* _Source data_:
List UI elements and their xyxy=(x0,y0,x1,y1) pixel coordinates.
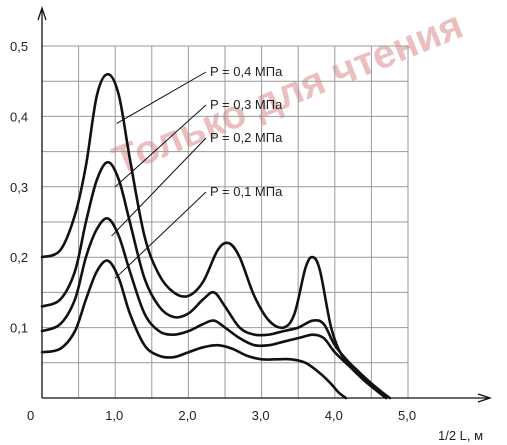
annotation-label: P = 0,1 МПа xyxy=(210,184,283,199)
tick-labels: 0 1,0 2,0 3,0 4,0 5,0 0,1 0,2 0,3 0,4 0,5 xyxy=(10,39,416,423)
annotation-label: P = 0,3 МПа xyxy=(210,97,283,112)
y-tick-label: 0,5 xyxy=(10,39,28,54)
grid xyxy=(42,45,409,398)
y-tick-label: 0,1 xyxy=(10,321,28,336)
annotation-leader xyxy=(114,191,207,279)
annotation-leader xyxy=(116,71,207,124)
annotations: P = 0,4 МПа P = 0,3 МПа P = 0,2 МПа P = 0,1… xyxy=(111,64,283,279)
x-tick-label: 5,0 xyxy=(398,408,416,423)
series xyxy=(40,72,391,400)
x-tick-label: 0 xyxy=(27,408,34,423)
series-line xyxy=(40,72,388,400)
axes xyxy=(37,5,493,403)
y-tick-label: 0,4 xyxy=(10,109,28,124)
x-axis-arrow xyxy=(477,393,493,403)
annotation-leader xyxy=(114,104,207,188)
y-axis-arrow xyxy=(37,5,47,21)
x-tick-label: 3,0 xyxy=(252,408,270,423)
x-axis-label: 1/2 L, м xyxy=(438,428,483,443)
watermark: Только для чтения xyxy=(107,3,469,183)
series-line xyxy=(40,160,391,400)
x-tick-label: 2,0 xyxy=(178,408,196,423)
x-tick-label: 1,0 xyxy=(105,408,123,423)
y-tick-label: 0,3 xyxy=(10,180,28,195)
annotation-label: P = 0,2 МПа xyxy=(210,130,283,145)
series-line xyxy=(40,217,388,400)
series-line xyxy=(40,259,348,400)
x-tick-label: 4,0 xyxy=(325,408,343,423)
annotation-label: P = 0,4 МПа xyxy=(210,64,283,79)
y-tick-label: 0,2 xyxy=(10,250,28,265)
annotation-leader xyxy=(111,137,207,237)
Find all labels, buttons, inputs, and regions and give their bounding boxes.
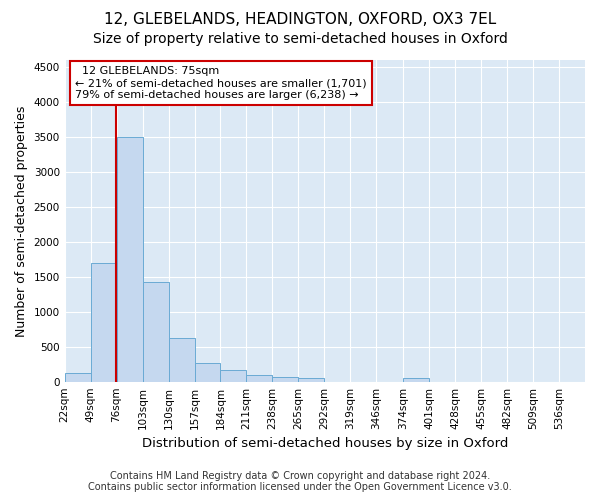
Text: Contains HM Land Registry data © Crown copyright and database right 2024.
Contai: Contains HM Land Registry data © Crown c…: [88, 471, 512, 492]
Text: Size of property relative to semi-detached houses in Oxford: Size of property relative to semi-detach…: [92, 32, 508, 46]
X-axis label: Distribution of semi-detached houses by size in Oxford: Distribution of semi-detached houses by …: [142, 437, 508, 450]
Bar: [298, 378, 325, 382]
Bar: [220, 370, 247, 382]
Bar: [169, 338, 194, 382]
Bar: [247, 374, 272, 382]
Text: 12, GLEBELANDS, HEADINGTON, OXFORD, OX3 7EL: 12, GLEBELANDS, HEADINGTON, OXFORD, OX3 …: [104, 12, 496, 28]
Bar: [403, 378, 429, 382]
Bar: [116, 137, 143, 382]
Text: 12 GLEBELANDS: 75sqm
← 21% of semi-detached houses are smaller (1,701)
79% of se: 12 GLEBELANDS: 75sqm ← 21% of semi-detac…: [75, 66, 367, 100]
Y-axis label: Number of semi-detached properties: Number of semi-detached properties: [15, 105, 28, 336]
Bar: [143, 282, 169, 382]
Bar: [272, 377, 298, 382]
Bar: [65, 372, 91, 382]
Bar: [91, 263, 116, 382]
Bar: [194, 363, 220, 382]
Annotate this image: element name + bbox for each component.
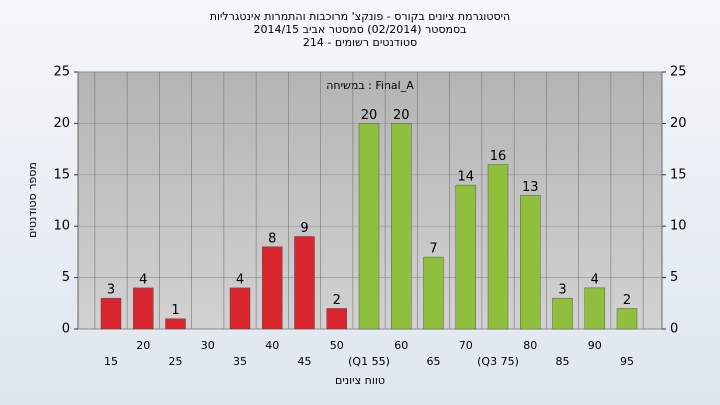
data-label: 3	[558, 283, 566, 298]
bar	[326, 308, 347, 330]
bar	[487, 164, 509, 330]
data-label: 7	[429, 242, 437, 257]
y2-tick-label: 20	[670, 116, 687, 131]
y-tick-label: 15	[53, 167, 70, 182]
y-tick-label: 25	[53, 65, 70, 80]
x-tick-label: 25	[169, 355, 183, 368]
x-tick-label: 35	[233, 355, 247, 368]
data-label: 20	[393, 108, 410, 123]
data-label: 13	[522, 180, 539, 195]
y-axis-label: מספר סטודנטים	[26, 162, 39, 238]
x-tick-label: (Q3 75)	[477, 355, 519, 368]
bar	[358, 123, 380, 330]
x-axis-label: טווח ציונים	[335, 374, 385, 387]
x-tick-label: 60	[394, 339, 408, 352]
x-tick-label: 85	[556, 355, 570, 368]
bar	[616, 308, 638, 330]
bar	[520, 195, 541, 330]
data-label: 9	[300, 221, 308, 236]
y-tick-label: 0	[62, 322, 70, 337]
annotation: Final_A : במשיחה	[326, 79, 414, 92]
x-tick-label: 90	[588, 339, 602, 352]
data-label: 4	[236, 272, 244, 287]
data-label: 2	[333, 293, 341, 308]
data-label: 14	[457, 170, 474, 185]
x-tick-label: 30	[201, 339, 215, 352]
x-tick-label: 65	[427, 355, 441, 368]
x-tick-label: 50	[330, 339, 344, 352]
y2-tick-label: 10	[670, 219, 687, 234]
bar	[229, 287, 251, 330]
y-tick-label: 10	[53, 219, 70, 234]
x-tick-label: (Q1 55)	[348, 355, 390, 368]
x-tick-label: 45	[298, 355, 312, 368]
data-label: 1	[171, 303, 179, 318]
x-tick-label: 15	[104, 355, 118, 368]
bar	[391, 123, 412, 330]
bar	[584, 287, 605, 330]
bar	[455, 184, 476, 330]
y2-tick-label: 15	[670, 167, 687, 182]
data-label: 2	[623, 293, 631, 308]
x-tick-label: 80	[523, 339, 537, 352]
bar	[552, 297, 573, 330]
bar	[133, 287, 154, 330]
y2-tick-label: 0	[670, 322, 678, 337]
y2-tick-label: 25	[670, 65, 687, 80]
data-label: 16	[490, 149, 507, 164]
bar	[165, 318, 186, 330]
y-tick-label: 20	[53, 116, 70, 131]
data-label: 4	[139, 272, 147, 287]
chart-subtitle: בסמסטר (02/2014) סמסטר אביב 2014/15	[253, 23, 466, 36]
x-tick-label: 95	[620, 355, 634, 368]
bar	[100, 297, 122, 330]
x-tick-label: 20	[136, 339, 150, 352]
x-tick-label: 40	[265, 339, 279, 352]
data-label: 8	[268, 231, 276, 246]
chart-subtitle: סטודנטים רשומים - 214	[303, 36, 417, 49]
x-tick-label: 70	[459, 339, 473, 352]
y-tick-label: 5	[62, 270, 70, 285]
data-label: 4	[591, 272, 599, 287]
chart-title: היסטוגרמת ציונים בקורס - פונקצ' מרוכבות …	[210, 10, 511, 23]
bar	[294, 236, 315, 330]
data-label: 3	[107, 283, 115, 298]
bar	[423, 256, 444, 330]
y2-tick-label: 5	[670, 270, 678, 285]
bar	[262, 246, 283, 330]
data-label: 20	[361, 108, 378, 123]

* _Work instructions_:
Pull out every line in the records above that contains the string "ציונים".

* _Solved exercise_:
x-axis-label: טווח ציונים	[335, 374, 385, 387]
chart-title: היסטוגרמת ציונים בקורס - פונקצ' מרוכבות …	[210, 10, 511, 23]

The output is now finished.